Every line below that mentions the word "used" should be copied out.
══ Records for the exercise
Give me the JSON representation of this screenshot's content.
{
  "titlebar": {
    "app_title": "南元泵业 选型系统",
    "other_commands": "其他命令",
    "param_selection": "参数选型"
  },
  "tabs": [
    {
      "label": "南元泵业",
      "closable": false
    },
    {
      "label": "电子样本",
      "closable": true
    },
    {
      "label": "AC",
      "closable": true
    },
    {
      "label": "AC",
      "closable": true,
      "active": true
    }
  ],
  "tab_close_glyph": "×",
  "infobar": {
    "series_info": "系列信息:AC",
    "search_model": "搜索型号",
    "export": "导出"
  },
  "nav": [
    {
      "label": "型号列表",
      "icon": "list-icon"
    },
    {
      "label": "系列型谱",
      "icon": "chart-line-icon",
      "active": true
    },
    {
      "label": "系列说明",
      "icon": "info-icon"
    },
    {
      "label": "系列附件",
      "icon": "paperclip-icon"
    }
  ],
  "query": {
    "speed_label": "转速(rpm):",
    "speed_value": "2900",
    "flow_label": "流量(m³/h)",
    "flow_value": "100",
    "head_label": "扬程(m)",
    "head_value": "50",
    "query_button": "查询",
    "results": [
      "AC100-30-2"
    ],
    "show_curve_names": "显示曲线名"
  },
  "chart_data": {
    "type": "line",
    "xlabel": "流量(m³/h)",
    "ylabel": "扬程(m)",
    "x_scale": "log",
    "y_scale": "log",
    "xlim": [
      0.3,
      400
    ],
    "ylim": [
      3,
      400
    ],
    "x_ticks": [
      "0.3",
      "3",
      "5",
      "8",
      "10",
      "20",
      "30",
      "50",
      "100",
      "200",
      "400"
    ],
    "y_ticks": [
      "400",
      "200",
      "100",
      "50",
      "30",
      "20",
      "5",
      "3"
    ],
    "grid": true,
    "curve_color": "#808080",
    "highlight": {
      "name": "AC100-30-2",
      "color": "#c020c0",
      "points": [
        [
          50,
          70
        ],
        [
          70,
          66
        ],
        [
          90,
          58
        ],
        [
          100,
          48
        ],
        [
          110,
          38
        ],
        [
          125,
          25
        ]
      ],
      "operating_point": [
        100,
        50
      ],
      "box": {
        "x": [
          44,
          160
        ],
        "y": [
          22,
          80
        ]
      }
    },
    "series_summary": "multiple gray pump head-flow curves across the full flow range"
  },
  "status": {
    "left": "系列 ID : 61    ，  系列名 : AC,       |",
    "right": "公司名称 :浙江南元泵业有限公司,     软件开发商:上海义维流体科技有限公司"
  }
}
════
══ Records for the exercise
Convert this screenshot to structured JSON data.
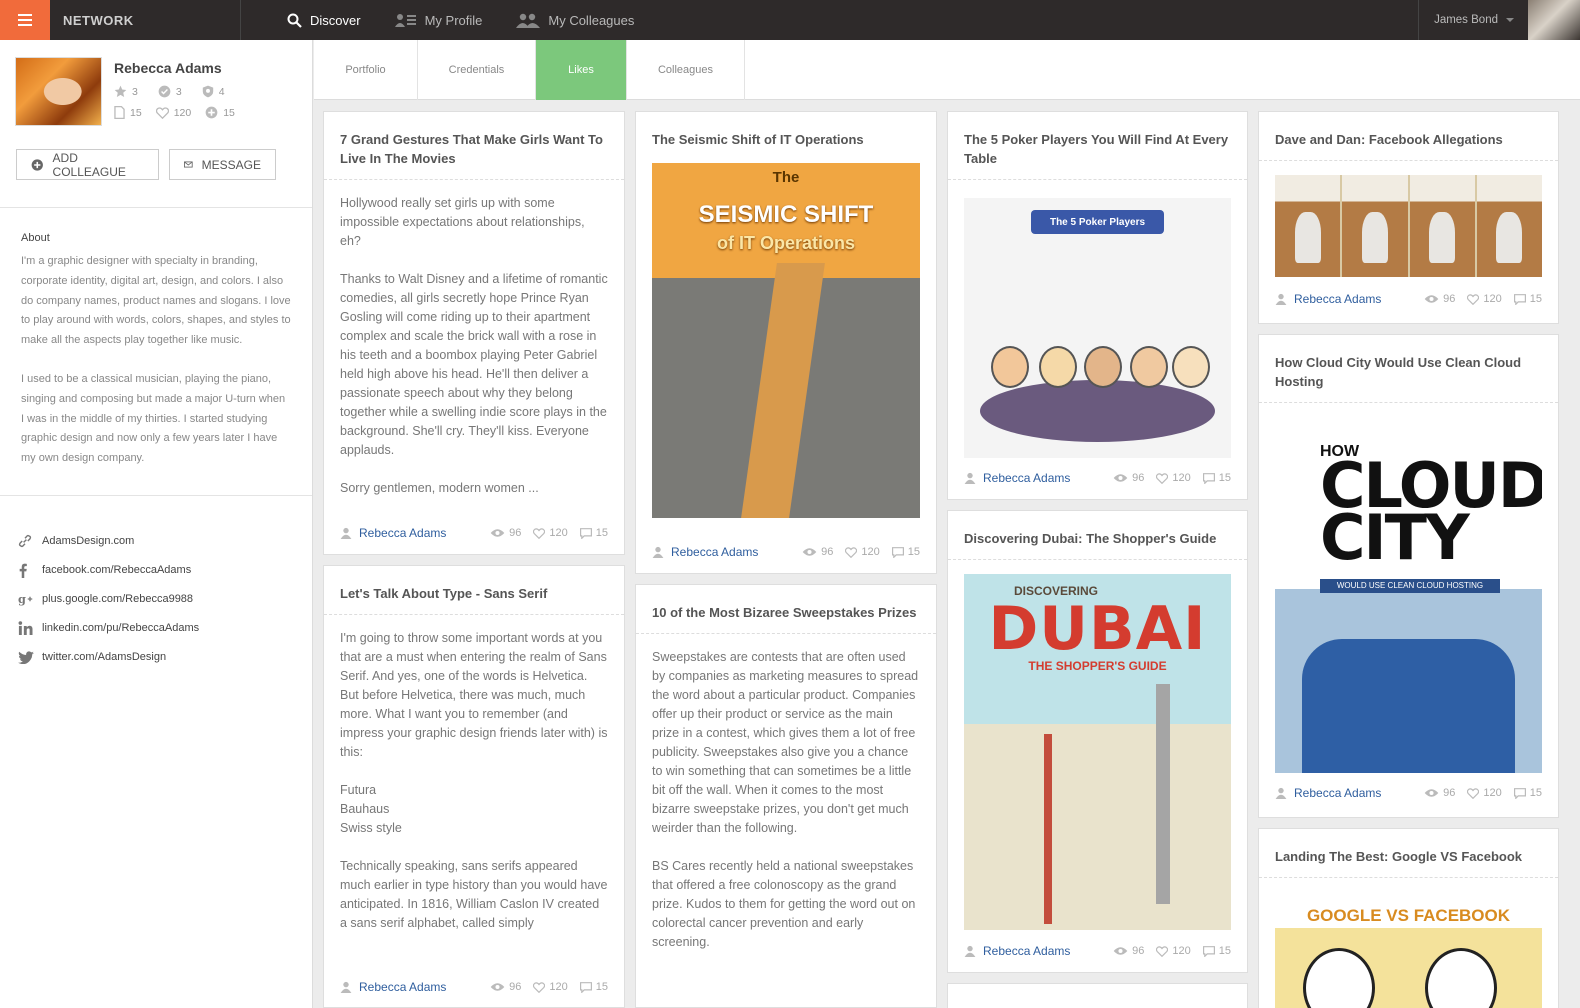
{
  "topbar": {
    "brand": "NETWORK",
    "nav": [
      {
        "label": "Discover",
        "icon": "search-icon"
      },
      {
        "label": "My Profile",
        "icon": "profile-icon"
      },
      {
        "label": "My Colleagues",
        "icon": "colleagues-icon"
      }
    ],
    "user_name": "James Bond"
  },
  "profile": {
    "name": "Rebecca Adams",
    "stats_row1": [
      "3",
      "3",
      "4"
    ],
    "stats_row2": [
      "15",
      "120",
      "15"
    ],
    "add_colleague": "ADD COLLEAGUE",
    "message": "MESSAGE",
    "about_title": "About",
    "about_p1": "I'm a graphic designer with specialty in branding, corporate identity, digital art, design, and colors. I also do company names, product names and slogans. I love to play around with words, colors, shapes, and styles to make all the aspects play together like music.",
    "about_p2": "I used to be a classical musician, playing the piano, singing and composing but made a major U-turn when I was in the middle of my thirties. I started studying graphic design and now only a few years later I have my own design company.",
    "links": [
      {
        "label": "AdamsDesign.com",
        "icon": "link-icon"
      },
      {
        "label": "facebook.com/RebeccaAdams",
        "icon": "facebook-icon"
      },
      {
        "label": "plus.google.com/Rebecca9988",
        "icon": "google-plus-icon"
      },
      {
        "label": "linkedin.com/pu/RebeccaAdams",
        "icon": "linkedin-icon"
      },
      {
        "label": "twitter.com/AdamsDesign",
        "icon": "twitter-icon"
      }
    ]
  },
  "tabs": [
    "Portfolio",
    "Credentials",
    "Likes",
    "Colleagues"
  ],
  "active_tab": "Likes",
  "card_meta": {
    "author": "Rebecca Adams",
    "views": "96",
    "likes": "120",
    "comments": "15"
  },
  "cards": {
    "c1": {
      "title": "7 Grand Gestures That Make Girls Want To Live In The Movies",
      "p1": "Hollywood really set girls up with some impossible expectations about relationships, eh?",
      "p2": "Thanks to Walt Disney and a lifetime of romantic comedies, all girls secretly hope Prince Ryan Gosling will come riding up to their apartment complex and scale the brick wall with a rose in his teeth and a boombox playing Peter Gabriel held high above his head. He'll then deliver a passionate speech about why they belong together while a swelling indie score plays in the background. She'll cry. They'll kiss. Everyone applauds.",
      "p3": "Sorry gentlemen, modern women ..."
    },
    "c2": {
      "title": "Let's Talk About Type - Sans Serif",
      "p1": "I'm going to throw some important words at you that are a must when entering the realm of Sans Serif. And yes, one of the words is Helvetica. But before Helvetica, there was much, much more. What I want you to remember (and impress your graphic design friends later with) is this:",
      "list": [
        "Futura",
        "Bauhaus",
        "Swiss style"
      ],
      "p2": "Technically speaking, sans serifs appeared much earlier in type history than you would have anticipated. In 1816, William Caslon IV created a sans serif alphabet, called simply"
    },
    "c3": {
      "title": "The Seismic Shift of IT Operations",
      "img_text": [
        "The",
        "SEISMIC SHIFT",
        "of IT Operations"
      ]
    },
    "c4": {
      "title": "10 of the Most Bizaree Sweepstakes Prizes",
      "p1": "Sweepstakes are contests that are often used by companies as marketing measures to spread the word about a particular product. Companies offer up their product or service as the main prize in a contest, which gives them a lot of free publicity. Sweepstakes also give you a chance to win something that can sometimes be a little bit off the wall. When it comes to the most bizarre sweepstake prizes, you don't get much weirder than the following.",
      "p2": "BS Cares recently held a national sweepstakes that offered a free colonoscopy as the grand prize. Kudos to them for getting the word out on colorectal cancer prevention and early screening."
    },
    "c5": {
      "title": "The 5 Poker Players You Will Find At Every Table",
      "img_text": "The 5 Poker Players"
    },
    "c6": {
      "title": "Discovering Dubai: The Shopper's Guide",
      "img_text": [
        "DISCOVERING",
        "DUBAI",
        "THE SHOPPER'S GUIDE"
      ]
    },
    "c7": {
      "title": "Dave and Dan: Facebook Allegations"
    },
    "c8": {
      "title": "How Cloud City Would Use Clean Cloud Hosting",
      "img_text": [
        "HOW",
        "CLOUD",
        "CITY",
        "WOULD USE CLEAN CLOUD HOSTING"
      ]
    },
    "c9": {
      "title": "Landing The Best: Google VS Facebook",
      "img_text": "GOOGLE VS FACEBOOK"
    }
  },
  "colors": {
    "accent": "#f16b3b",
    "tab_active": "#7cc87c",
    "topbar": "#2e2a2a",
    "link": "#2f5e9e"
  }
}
════
> Problem solution:
    "about_p2": "I used to be a classical musician, playing the piano, singing and composing but made a major U-turn when I was in the middle of my thirties. I started studying graphic design and now only a few years later I have my own design company.",
      "p1": "Sweepstakes are contests that are often used by companies as marketing measures to spread the word about a particular product. Companies offer up their product or service as the main prize in a contest, which gives them a lot of free publicity. Sweepstakes also give you a chance to win something that can sometimes be a little bit off the wall. When it comes to the most bizarre sweepstake prizes, you don't get much weirder than the following.",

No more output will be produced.